**TEXT EXTRACT**
◆ ◆ ◆ ◆

International Land Measurement Standards (ILMS)

Part 5 Key definitions

For the purpose of these standards the following terms are defined.

Boundary: A boundary is a line that marks the limits of an area. Boundaries can be physical and legal, and take many forms. This includes straight or curvilinear surfaces between known coordinated points, or physical boundaries based on physical features.

Building: An independent structure forming part of a property (see IPMS).

FAO VGGT: Food and Agricultural Organisation of the United Nations Voluntary Guidelines.

Fit for Purpose: The Fit-For-Purpose concept involves applying the spatial, legal and institutional methodologies that are most adequate and available for the purpose of providing secure tenure for that specific land parcel by addressing the current constraints. This allows for incremental improvement over time.

LADM: Land Administration Domain Model.

Land: A defined spatial area of the planet that can be uniquely identified in two or three dimensions by boundaries. Land includes all natural features and buildings, improvements and structures of aesthetic value in, on, under or over the land.

Land Information System (LIS): A tool for legal, administrative and economic decision making, and an aid for planning and development which is often described as consisting s of a database(s) containing spatially referenced land related data for a defined area and of procedures and techniques for the systematic collection, updating, processing and distribution of that data When we use the term LIS in an ILMS context, we are using it in a more abstract sense to make it universally applicable rather than limiting the definition to that of a particular implementation in a specific jurisdiction. LIS often comprises multiple systems and databases held by a number of organisations at the federal, regional and municipal level. Therefore, the reader may find it helpful to think of LIS as a system of systems rather than a single unified system.

Land Use: The formal designation by a governing authority of the use to which land may be put (e.g. designation of industrial, residential, commercial, retail, recreational and other uses under the master plan.)

Land use can also be used to signify an existing land use separate from its formal designation.

◆ ◆ ◆ ◆

**TASK TO COMPLETE**
Reproduce the ILMS key definitions word for word, starting with "FAO VGGT: Food" and going on through "Administration Domain Model.".

**DATA**
◆ ◆ ◆ ◆

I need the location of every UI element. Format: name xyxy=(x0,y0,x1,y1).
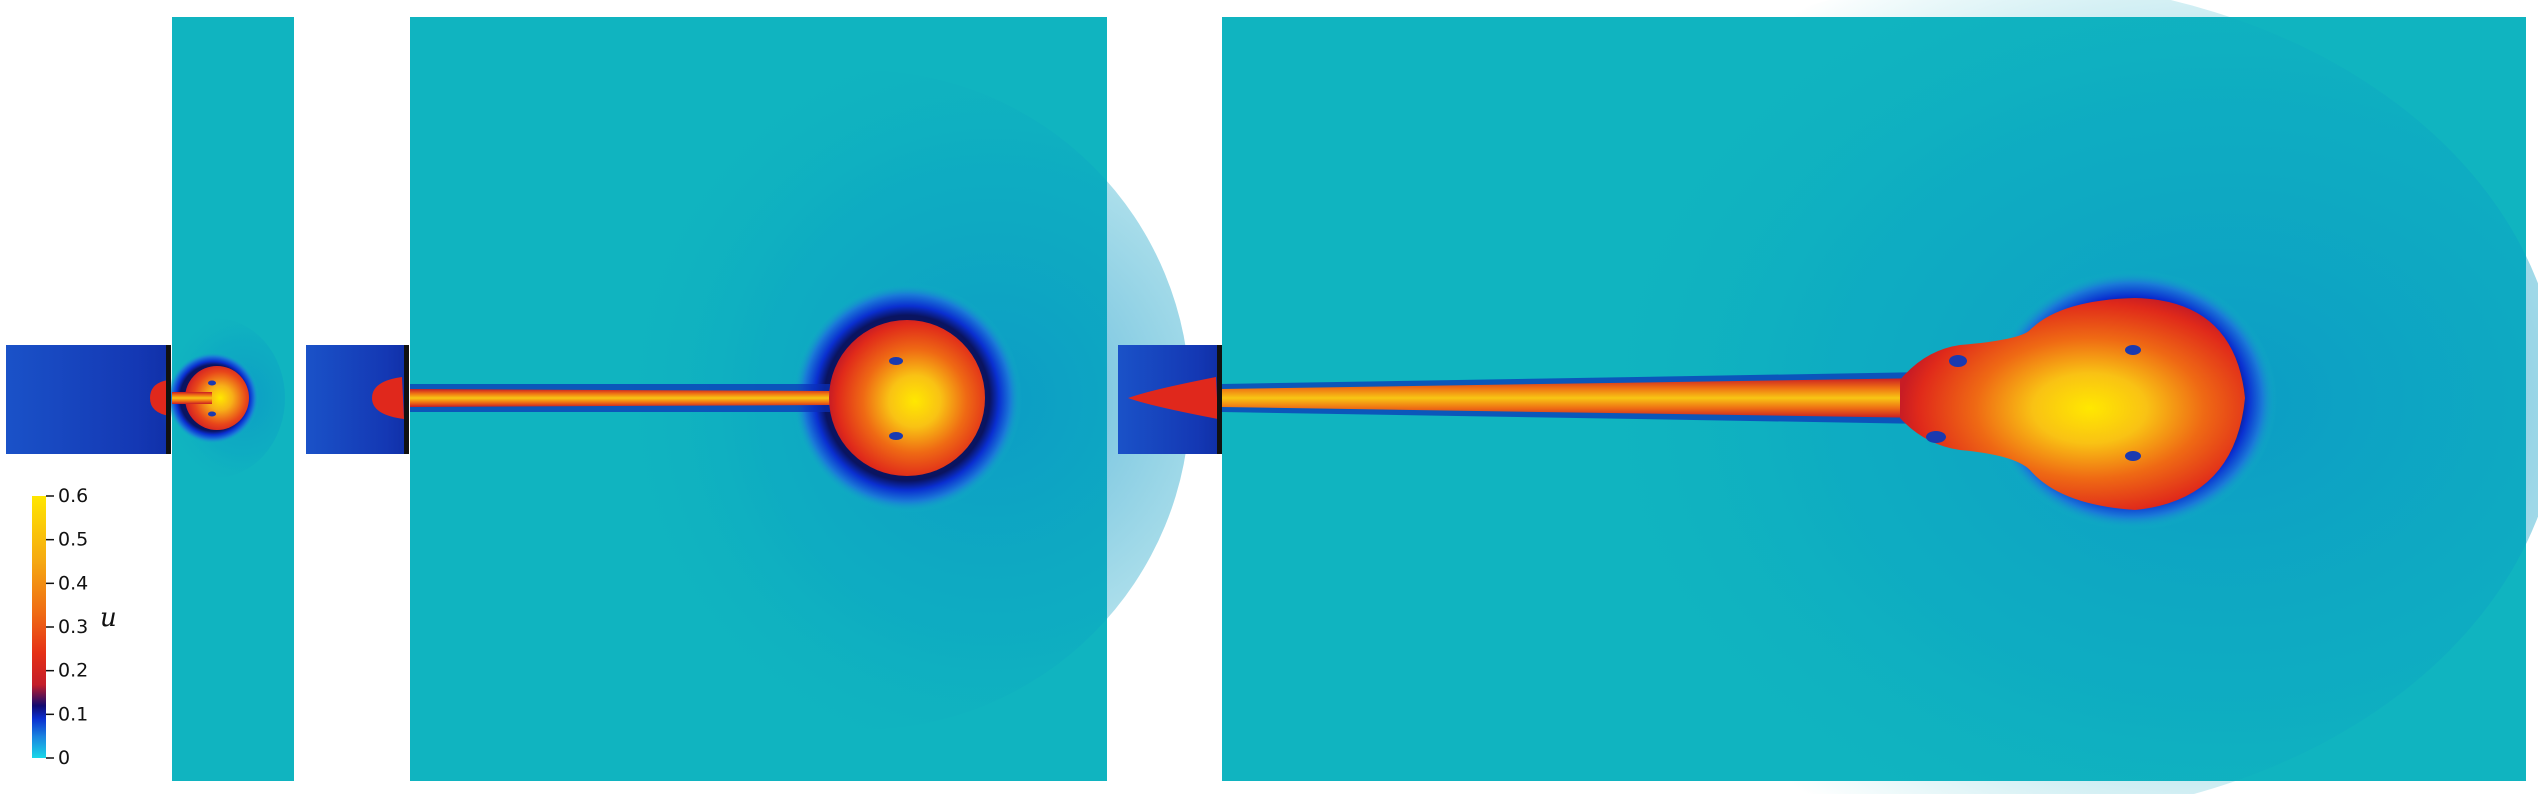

◆ ◆ ◆ ◆

**THE RESULT**
FAO VGGT: Food and Agricultural Organisation of the United Nations Voluntary Guidelines.

Fit for Purpose: The Fit-For-Purpose concept involves applying the spatial, legal and institutional methodologies that are most adequate and available for the purpose of providing secure tenure for that specific land parcel by addressing the current constraints. This allows for incremental improvement over time.

LADM: Land Administration Domain Model.